(Records about charts and figures)
────────────────

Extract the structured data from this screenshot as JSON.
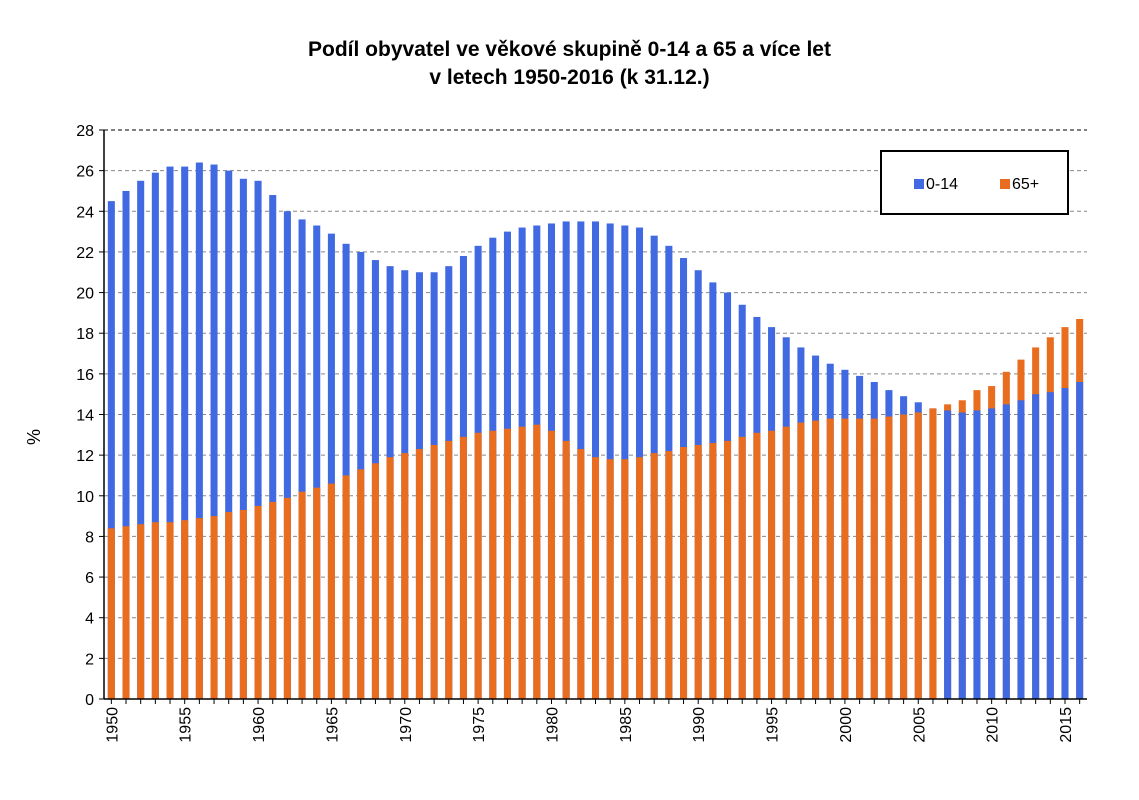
{
  "chart_data": {
    "type": "bar",
    "title": "Podíl obyvatel ve věkové skupině 0-14 a 65 a více let",
    "subtitle": "v letech 1950-2016 (k 31.12.)",
    "xlabel": "",
    "ylabel": "%",
    "ylim": [
      0,
      28
    ],
    "yticks": [
      0,
      2,
      4,
      6,
      8,
      10,
      12,
      14,
      16,
      18,
      20,
      22,
      24,
      26,
      28
    ],
    "grid": true,
    "legend_position": "top-right",
    "categories": [
      1950,
      1951,
      1952,
      1953,
      1954,
      1955,
      1956,
      1957,
      1958,
      1959,
      1960,
      1961,
      1962,
      1963,
      1964,
      1965,
      1966,
      1967,
      1968,
      1969,
      1970,
      1971,
      1972,
      1973,
      1974,
      1975,
      1976,
      1977,
      1978,
      1979,
      1980,
      1981,
      1982,
      1983,
      1984,
      1985,
      1986,
      1987,
      1988,
      1989,
      1990,
      1991,
      1992,
      1993,
      1994,
      1995,
      1996,
      1997,
      1998,
      1999,
      2000,
      2001,
      2002,
      2003,
      2004,
      2005,
      2006,
      2007,
      2008,
      2009,
      2010,
      2011,
      2012,
      2013,
      2014,
      2015,
      2016
    ],
    "x_tick_labels": [
      1950,
      1955,
      1960,
      1965,
      1970,
      1975,
      1980,
      1985,
      1990,
      1995,
      2000,
      2005,
      2010,
      2015
    ],
    "series": [
      {
        "name": "0-14",
        "color": "#4169E1",
        "values": [
          24.5,
          25.0,
          25.5,
          25.9,
          26.2,
          26.2,
          26.4,
          26.3,
          26.0,
          25.6,
          25.5,
          24.8,
          24.0,
          23.6,
          23.3,
          22.9,
          22.4,
          22.0,
          21.6,
          21.3,
          21.1,
          21.0,
          21.0,
          21.3,
          21.8,
          22.3,
          22.7,
          23.0,
          23.2,
          23.3,
          23.4,
          23.5,
          23.5,
          23.5,
          23.4,
          23.3,
          23.2,
          22.8,
          22.3,
          21.7,
          21.1,
          20.5,
          20.0,
          19.4,
          18.8,
          18.3,
          17.8,
          17.3,
          16.9,
          16.5,
          16.2,
          15.9,
          15.6,
          15.2,
          14.9,
          14.6,
          14.3,
          14.2,
          14.1,
          14.2,
          14.3,
          14.5,
          14.7,
          15.0,
          15.1,
          15.3,
          15.6
        ]
      },
      {
        "name": "65+",
        "color": "#E96D1E",
        "values": [
          8.4,
          8.5,
          8.6,
          8.7,
          8.7,
          8.8,
          8.9,
          9.0,
          9.2,
          9.3,
          9.5,
          9.7,
          9.9,
          10.2,
          10.4,
          10.6,
          11.0,
          11.3,
          11.6,
          11.9,
          12.1,
          12.3,
          12.5,
          12.7,
          12.9,
          13.1,
          13.2,
          13.3,
          13.4,
          13.5,
          13.2,
          12.7,
          12.3,
          11.9,
          11.8,
          11.8,
          11.9,
          12.1,
          12.2,
          12.4,
          12.5,
          12.6,
          12.7,
          12.9,
          13.1,
          13.2,
          13.4,
          13.6,
          13.7,
          13.8,
          13.8,
          13.8,
          13.8,
          13.9,
          14.0,
          14.1,
          14.3,
          14.5,
          14.7,
          15.2,
          15.4,
          16.1,
          16.7,
          17.3,
          17.8,
          18.3,
          18.7
        ]
      }
    ]
  }
}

────────────────

The task
Copy all of the entries verbatim, leaving out any pictures they contain.

Task response
Extract the structured data from this screenshot as JSON.
{
  "chart_data": {
    "type": "bar",
    "title": "Podíl obyvatel ve věkové skupině 0-14 a 65 a více let",
    "subtitle": "v letech 1950-2016 (k 31.12.)",
    "xlabel": "",
    "ylabel": "%",
    "ylim": [
      0,
      28
    ],
    "yticks": [
      0,
      2,
      4,
      6,
      8,
      10,
      12,
      14,
      16,
      18,
      20,
      22,
      24,
      26,
      28
    ],
    "grid": true,
    "legend_position": "top-right",
    "categories": [
      1950,
      1951,
      1952,
      1953,
      1954,
      1955,
      1956,
      1957,
      1958,
      1959,
      1960,
      1961,
      1962,
      1963,
      1964,
      1965,
      1966,
      1967,
      1968,
      1969,
      1970,
      1971,
      1972,
      1973,
      1974,
      1975,
      1976,
      1977,
      1978,
      1979,
      1980,
      1981,
      1982,
      1983,
      1984,
      1985,
      1986,
      1987,
      1988,
      1989,
      1990,
      1991,
      1992,
      1993,
      1994,
      1995,
      1996,
      1997,
      1998,
      1999,
      2000,
      2001,
      2002,
      2003,
      2004,
      2005,
      2006,
      2007,
      2008,
      2009,
      2010,
      2011,
      2012,
      2013,
      2014,
      2015,
      2016
    ],
    "x_tick_labels": [
      1950,
      1955,
      1960,
      1965,
      1970,
      1975,
      1980,
      1985,
      1990,
      1995,
      2000,
      2005,
      2010,
      2015
    ],
    "series": [
      {
        "name": "0-14",
        "color": "#4169E1",
        "values": [
          24.5,
          25.0,
          25.5,
          25.9,
          26.2,
          26.2,
          26.4,
          26.3,
          26.0,
          25.6,
          25.5,
          24.8,
          24.0,
          23.6,
          23.3,
          22.9,
          22.4,
          22.0,
          21.6,
          21.3,
          21.1,
          21.0,
          21.0,
          21.3,
          21.8,
          22.3,
          22.7,
          23.0,
          23.2,
          23.3,
          23.4,
          23.5,
          23.5,
          23.5,
          23.4,
          23.3,
          23.2,
          22.8,
          22.3,
          21.7,
          21.1,
          20.5,
          20.0,
          19.4,
          18.8,
          18.3,
          17.8,
          17.3,
          16.9,
          16.5,
          16.2,
          15.9,
          15.6,
          15.2,
          14.9,
          14.6,
          14.3,
          14.2,
          14.1,
          14.2,
          14.3,
          14.5,
          14.7,
          15.0,
          15.1,
          15.3,
          15.6
        ]
      },
      {
        "name": "65+",
        "color": "#E96D1E",
        "values": [
          8.4,
          8.5,
          8.6,
          8.7,
          8.7,
          8.8,
          8.9,
          9.0,
          9.2,
          9.3,
          9.5,
          9.7,
          9.9,
          10.2,
          10.4,
          10.6,
          11.0,
          11.3,
          11.6,
          11.9,
          12.1,
          12.3,
          12.5,
          12.7,
          12.9,
          13.1,
          13.2,
          13.3,
          13.4,
          13.5,
          13.2,
          12.7,
          12.3,
          11.9,
          11.8,
          11.8,
          11.9,
          12.1,
          12.2,
          12.4,
          12.5,
          12.6,
          12.7,
          12.9,
          13.1,
          13.2,
          13.4,
          13.6,
          13.7,
          13.8,
          13.8,
          13.8,
          13.8,
          13.9,
          14.0,
          14.1,
          14.3,
          14.5,
          14.7,
          15.2,
          15.4,
          16.1,
          16.7,
          17.3,
          17.8,
          18.3,
          18.7
        ]
      }
    ]
  }
}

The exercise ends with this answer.